The records should be repeated word for word, pictures excluded.

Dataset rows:
--------------------------------------------------
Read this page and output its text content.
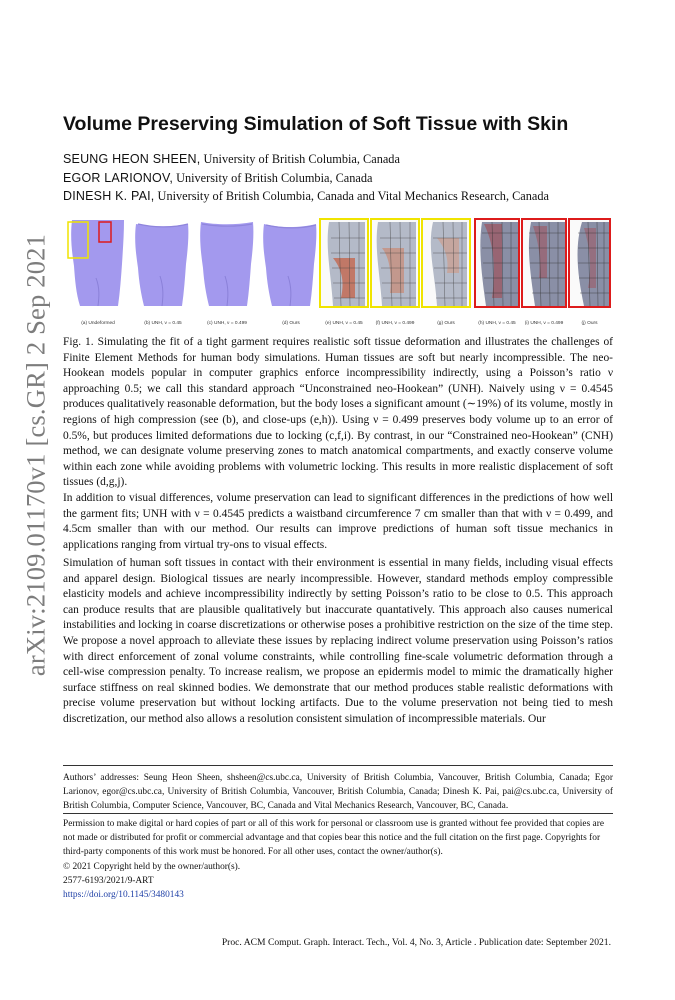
arXiv:2109.01170v1 [cs.GR] 2 Sep 2021
Volume Preserving Simulation of Soft Tissue with Skin
SEUNG HEON SHEEN, University of British Columbia, Canada
EGOR LARIONOV, University of British Columbia, Canada
DINESH K. PAI, University of British Columbia, Canada and Vital Mechanics Research, Canada
(a) Undeformed	(b) UNH, ν = 0.45	(c) UNH, ν = 0.499	(d) Ours	(e) UNH, ν = 0.45	(f) UNH, ν = 0.499	(g) Ours	(h) UNH, ν = 0.45	(i) UNH, ν = 0.499	(j) Ours

Fig. 1. Simulating the fit of a tight garment requires realistic soft tissue deformation and illustrates the challenges of Finite Element Methods for human body simulations. Human tissues are soft but nearly incompressible. The neo-Hookean models popular in computer graphics enforce incompressibility indirectly, using a Poisson’s ratio ν approaching 0.5; we call this standard approach “Unconstrained neo-Hookean” (UNH). Naively using ν = 0.4545 produces qualitatively reasonable deformation, but the body loses a significant amount (∼19%) of its volume, mostly in regions of high compression (see (b), and close-ups (e,h)). Using ν = 0.499 preserves body volume up to an error of 0.5%, but produces limited deformations due to locking (c,f,i). By contrast, in our “Constrained neo-Hookean” (CNH) method, we can designate volume preserving zones to match anatomical compartments, and exactly conserve volume within each zone while avoiding problems with volumetric locking. This results in more realistic displacement of soft tissues (d,g,j).

In addition to visual differences, volume preservation can lead to significant differences in the predictions of how well the garment fits; UNH with ν = 0.4545 predicts a waistband circumference 7 cm smaller than that with ν = 0.499, and 4.5cm smaller than with our method. Our results can improve predictions of human soft tissue mechanics in applications ranging from virtual try-ons to visual effects.

Simulation of human soft tissues in contact with their environment is essential in many fields, including visual effects and apparel design. Biological tissues are nearly incompressible. However, standard methods employ compressible elasticity models and achieve incompressibility indirectly by setting Poisson’s ratio to be close to 0.5. This approach can produce results that are plausible qualitatively but inaccurate quantatively. This approach also causes numerical instabilities and locking in coarse discretizations or otherwise poses a prohibitive restriction on the size of the time step. We propose a novel approach to alleviate these issues by replacing indirect volume preservation using Poisson’s ratios with direct enforcement of zonal volume constraints, while controlling fine-scale volumetric deformation through a cell-wise compression penalty. To increase realism, we propose an epidermis model to mimic the dramatically higher surface stiffness on real skinned bodies. We demonstrate that our method produces stable realistic deformations with precise volume preservation but without locking artifacts. Due to the volume preservation not being tied to mesh discretization, our method also allows a resolution consistent simulation of incompressible materials. Our

Authors’ addresses: Seung Heon Sheen, shsheen@cs.ubc.ca, University of British Columbia, Vancouver, British Columbia, Canada; Egor Larionov, egor@cs.ubc.ca, University of British Columbia, Vancouver, British Columbia, Canada; Dinesh K. Pai, pai@cs.ubc.ca, University of British Columbia, Computer Science, Vancouver, BC, Canada and Vital Mechanics Research, Vancouver, BC, Canada.

Permission to make digital or hard copies of part or all of this work for personal or classroom use is granted without fee provided that copies are not made or distributed for profit or commercial advantage and that copies bear this notice and the full citation on the first page. Copyrights for third-party components of this work must be honored. For all other uses, contact the owner/author(s).
© 2021 Copyright held by the owner/author(s).
2577-6193/2021/9-ART
https://doi.org/10.1145/3480143
Proc. ACM Comput. Graph. Interact. Tech., Vol. 4, No. 3, Article . Publication date: September 2021.
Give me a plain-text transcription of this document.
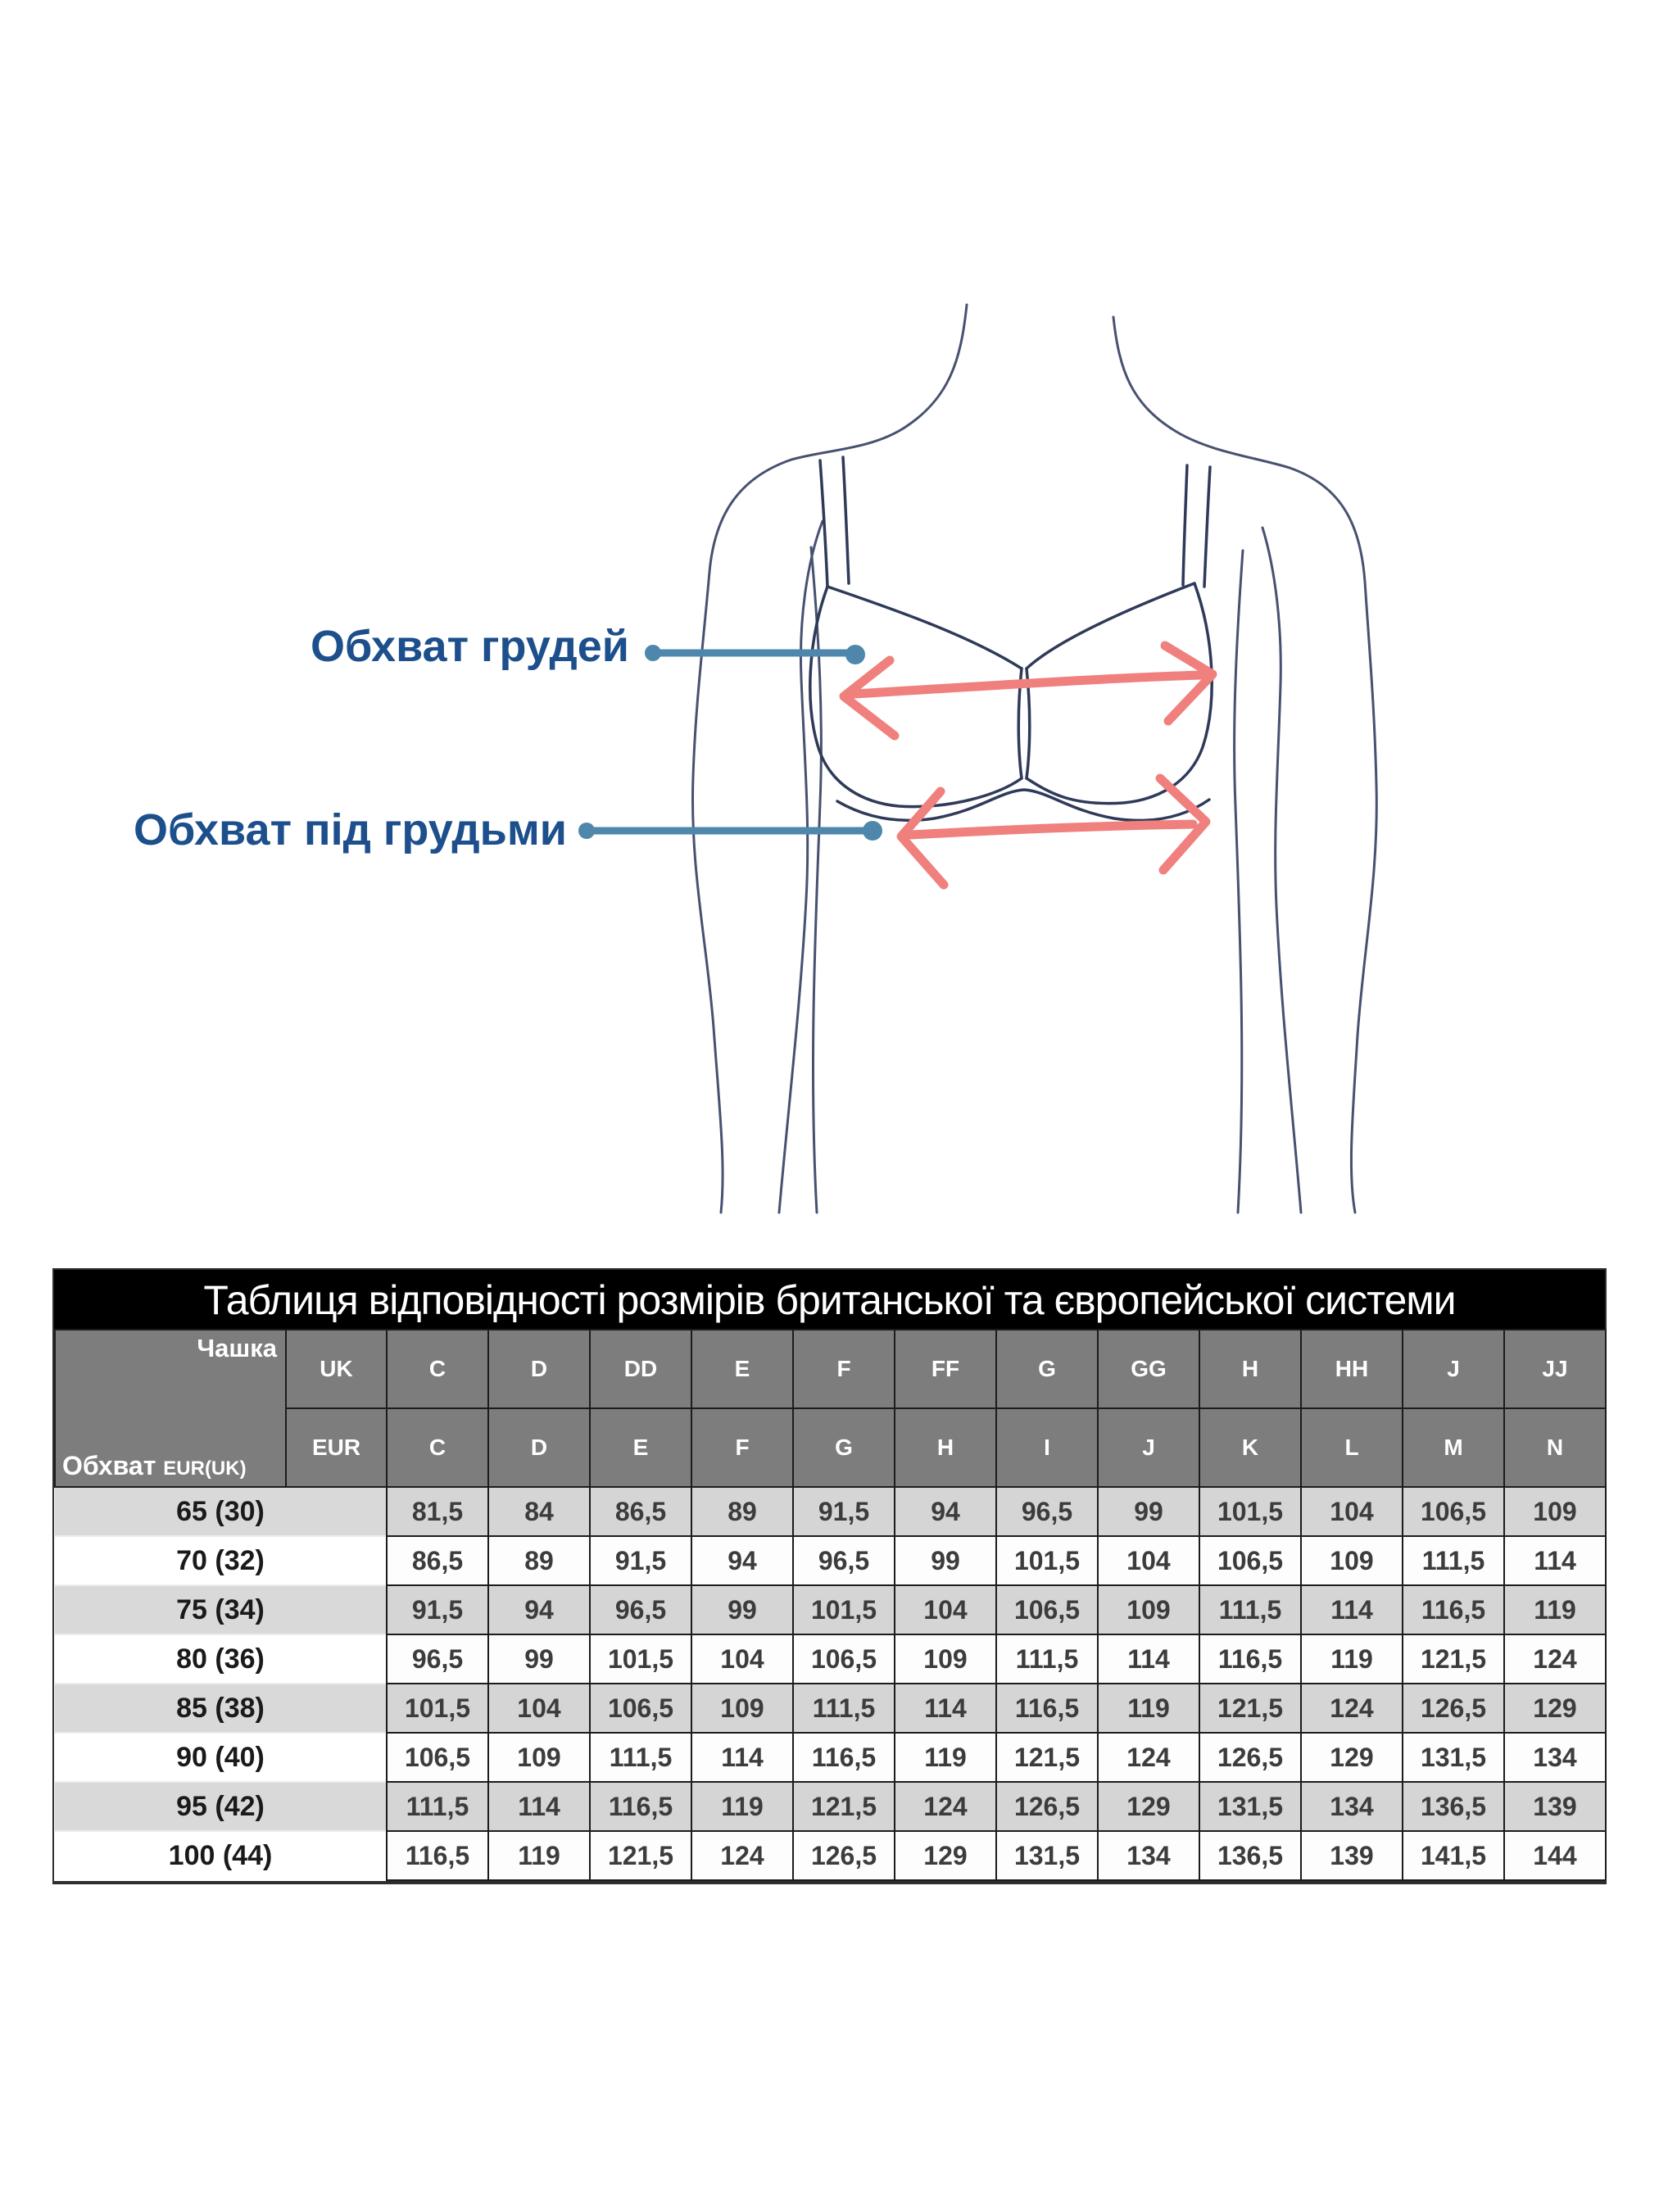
Обхват грудей
Обхват під грудьми
Таблиця відповідності розмірів британської та європейської системи
Чашка
Обхват EUR(UK)	UK	C	D	DD	E	F	FF	G	GG	H	HH	J	JJ
	EUR	C	D	E	F	G	H	I	J	K	L	M	N
65 (30)		81,5	84	86,5	89	91,5	94	96,5	99	101,5	104	106,5	109
70 (32)		86,5	89	91,5	94	96,5	99	101,5	104	106,5	109	111,5	114
75 (34)		91,5	94	96,5	99	101,5	104	106,5	109	111,5	114	116,5	119
80 (36)		96,5	99	101,5	104	106,5	109	111,5	114	116,5	119	121,5	124
85 (38)		101,5	104	106,5	109	111,5	114	116,5	119	121,5	124	126,5	129
90 (40)		106,5	109	111,5	114	116,5	119	121,5	124	126,5	129	131,5	134
95 (42)		111,5	114	116,5	119	121,5	124	126,5	129	131,5	134	136,5	139
100 (44)		116,5	119	121,5	124	126,5	129	131,5	134	136,5	139	141,5	144
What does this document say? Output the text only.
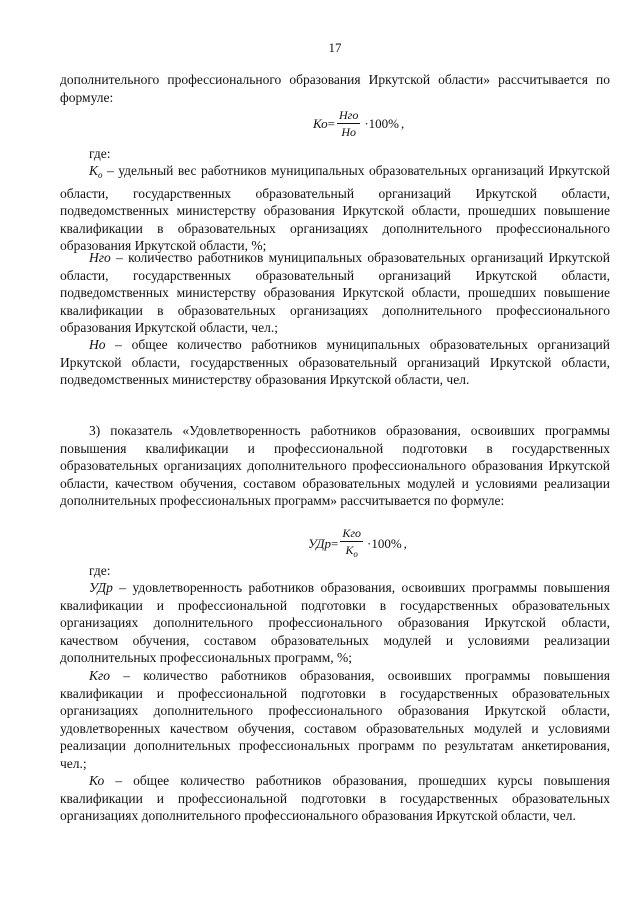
17

дополнительного профессионального образования Иркутской области» рассчитывается по формуле:

Ко = $\frac{\text{Нго}}{Но} \cdot 100\%$ ,

где:

$К_о$ – удельный вес работников муниципальных образовательных организаций Иркутской области, государственных образовательный организаций Иркутской области, подведомственных министерству образования Иркутской области, прошедших повышение квалификации в образовательных организациях дополнительного профессионального образования Иркутской области, %;

Нго – количество работников муниципальных образовательных организаций Иркутской области, государственных образовательный организаций Иркутской области, подведомственных министерству образования Иркутской области, прошедших повышение квалификации в образовательных организациях дополнительного профессионального образования Иркутской области, чел.;

Но – общее количество работников муниципальных образовательных организаций Иркутской области, государственных образовательный организаций Иркутской области, подведомственных министерству образования Иркутской области, чел.

3) показатель «Удовлетворенность работников образования, освоивших программы повышения квалификации и профессиональной подготовки в государственных образовательных организациях дополнительного профессионального образования Иркутской области, качеством обучения, составом образовательных модулей и условиями реализации дополнительных профессиональных программ» рассчитывается по формуле:

УДр = $\frac{\text{Кго}}{К_о} \cdot 100\%$ ,

где:

УДр – удовлетворенность работников образования, освоивших программы повышения квалификации и профессиональной подготовки в государственных образовательных организациях дополнительного профессионального образования Иркутской области, качеством обучения, составом образовательных модулей и условиями реализации дополнительных профессиональных программ, %;

Кго – количество работников образования, освоивших программы повышения квалификации и профессиональной подготовки в государственных образовательных организациях дополнительного профессионального образования Иркутской области, удовлетворенных качеством обучения, составом образовательных модулей и условиями реализации дополнительных профессиональных программ по результатам анкетирования, чел.;

Ко – общее количество работников образования, прошедших курсы повышения квалификации и профессиональной подготовки в государственных образовательных организациях дополнительного профессионального образования Иркутской области, чел.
--------------------------------------------------
*WRITTEN SOLUTION*.
Read this page and output its text content.
arXiv:2109.01170v1 [cs.GR] 2 Sep 2021
Volume Preserving Simulation of Soft Tissue with Skin
SEUNG HEON SHEEN, University of British Columbia, Canada
EGOR LARIONOV, University of British Columbia, Canada
DINESH K. PAI, University of British Columbia, Canada and Vital Mechanics Research, Canada
(a) Undeformed	(b) UNH, ν = 0.45	(c) UNH, ν = 0.499	(d) Ours	(e) UNH, ν = 0.45	(f) UNH, ν = 0.499	(g) Ours	(h) UNH, ν = 0.45	(i) UNH, ν = 0.499	(j) Ours

Fig. 1. Simulating the fit of a tight garment requires realistic soft tissue deformation and illustrates the challenges of Finite Element Methods for human body simulations. Human tissues are soft but nearly incompressible. The neo-Hookean models popular in computer graphics enforce incompressibility indirectly, using a Poisson’s ratio ν approaching 0.5; we call this standard approach “Unconstrained neo-Hookean” (UNH). Naively using ν = 0.4545 produces qualitatively reasonable deformation, but the body loses a significant amount (∼19%) of its volume, mostly in regions of high compression (see (b), and close-ups (e,h)). Using ν = 0.499 preserves body volume up to an error of 0.5%, but produces limited deformations due to locking (c,f,i). By contrast, in our “Constrained neo-Hookean” (CNH) method, we can designate volume preserving zones to match anatomical compartments, and exactly conserve volume within each zone while avoiding problems with volumetric locking. This results in more realistic displacement of soft tissues (d,g,j).

In addition to visual differences, volume preservation can lead to significant differences in the predictions of how well the garment fits; UNH with ν = 0.4545 predicts a waistband circumference 7 cm smaller than that with ν = 0.499, and 4.5cm smaller than with our method. Our results can improve predictions of human soft tissue mechanics in applications ranging from virtual try-ons to visual effects.

Simulation of human soft tissues in contact with their environment is essential in many fields, including visual effects and apparel design. Biological tissues are nearly incompressible. However, standard methods employ compressible elasticity models and achieve incompressibility indirectly by setting Poisson’s ratio to be close to 0.5. This approach can produce results that are plausible qualitatively but inaccurate quantatively. This approach also causes numerical instabilities and locking in coarse discretizations or otherwise poses a prohibitive restriction on the size of the time step. We propose a novel approach to alleviate these issues by replacing indirect volume preservation using Poisson’s ratios with direct enforcement of zonal volume constraints, while controlling fine-scale volumetric deformation through a cell-wise compression penalty. To increase realism, we propose an epidermis model to mimic the dramatically higher surface stiffness on real skinned bodies. We demonstrate that our method produces stable realistic deformations with precise volume preservation but without locking artifacts. Due to the volume preservation not being tied to mesh discretization, our method also allows a resolution consistent simulation of incompressible materials. Our

Authors’ addresses: Seung Heon Sheen, shsheen@cs.ubc.ca, University of British Columbia, Vancouver, British Columbia, Canada; Egor Larionov, egor@cs.ubc.ca, University of British Columbia, Vancouver, British Columbia, Canada; Dinesh K. Pai, pai@cs.ubc.ca, University of British Columbia, Computer Science, Vancouver, BC, Canada and Vital Mechanics Research, Vancouver, BC, Canada.

Permission to make digital or hard copies of part or all of this work for personal or classroom use is granted without fee provided that copies are not made or distributed for profit or commercial advantage and that copies bear this notice and the full citation on the first page. Copyrights for third-party components of this work must be honored. For all other uses, contact the owner/author(s).
© 2021 Copyright held by the owner/author(s).
2577-6193/2021/9-ART
https://doi.org/10.1145/3480143
Proc. ACM Comput. Graph. Interact. Tech., Vol. 4, No. 3, Article . Publication date: September 2021.
Give me a plain-text transcription of this document.
Обхват грудей
Обхват під грудьми
Таблиця відповідності розмірів британської та європейської системи
Чашка
Обхват EUR(UK)	UK	C	D	DD	E	F	FF	G	GG	H	HH	J	JJ
	EUR	C	D	E	F	G	H	I	J	K	L	M	N
65 (30)		81,5	84	86,5	89	91,5	94	96,5	99	101,5	104	106,5	109
70 (32)		86,5	89	91,5	94	96,5	99	101,5	104	106,5	109	111,5	114
75 (34)		91,5	94	96,5	99	101,5	104	106,5	109	111,5	114	116,5	119
80 (36)		96,5	99	101,5	104	106,5	109	111,5	114	116,5	119	121,5	124
85 (38)		101,5	104	106,5	109	111,5	114	116,5	119	121,5	124	126,5	129
90 (40)		106,5	109	111,5	114	116,5	119	121,5	124	126,5	129	131,5	134
95 (42)		111,5	114	116,5	119	121,5	124	126,5	129	131,5	134	136,5	139
100 (44)		116,5	119	121,5	124	126,5	129	131,5	134	136,5	139	141,5	144
What does this document say? Output the text only.
17

дополнительного профессионального образования Иркутской области» рассчитывается по формуле:

Ко = $\frac{\text{Нго}}{Но} \cdot 100\%$ ,

где:

$К_о$ – удельный вес работников муниципальных образовательных организаций Иркутской области, государственных образовательный организаций Иркутской области, подведомственных министерству образования Иркутской области, прошедших повышение квалификации в образовательных организациях дополнительного профессионального образования Иркутской области, %;

Нго – количество работников муниципальных образовательных организаций Иркутской области, государственных образовательный организаций Иркутской области, подведомственных министерству образования Иркутской области, прошедших повышение квалификации в образовательных организациях дополнительного профессионального образования Иркутской области, чел.;

Но – общее количество работников муниципальных образовательных организаций Иркутской области, государственных образовательный организаций Иркутской области, подведомственных министерству образования Иркутской области, чел.

3) показатель «Удовлетворенность работников образования, освоивших программы повышения квалификации и профессиональной подготовки в государственных образовательных организациях дополнительного профессионального образования Иркутской области, качеством обучения, составом образовательных модулей и условиями реализации дополнительных профессиональных программ» рассчитывается по формуле:

УДр = $\frac{\text{Кго}}{К_о} \cdot 100\%$ ,

где:

УДр – удовлетворенность работников образования, освоивших программы повышения квалификации и профессиональной подготовки в государственных образовательных организациях дополнительного профессионального образования Иркутской области, качеством обучения, составом образовательных модулей и условиями реализации дополнительных профессиональных программ, %;

Кго – количество работников образования, освоивших программы повышения квалификации и профессиональной подготовки в государственных образовательных организациях дополнительного профессионального образования Иркутской области, удовлетворенных качеством обучения, составом образовательных модулей и условиями реализации дополнительных профессиональных программ по результатам анкетирования, чел.;

Ко – общее количество работников образования, прошедших курсы повышения квалификации и профессиональной подготовки в государственных образовательных организациях дополнительного профессионального образования Иркутской области, чел.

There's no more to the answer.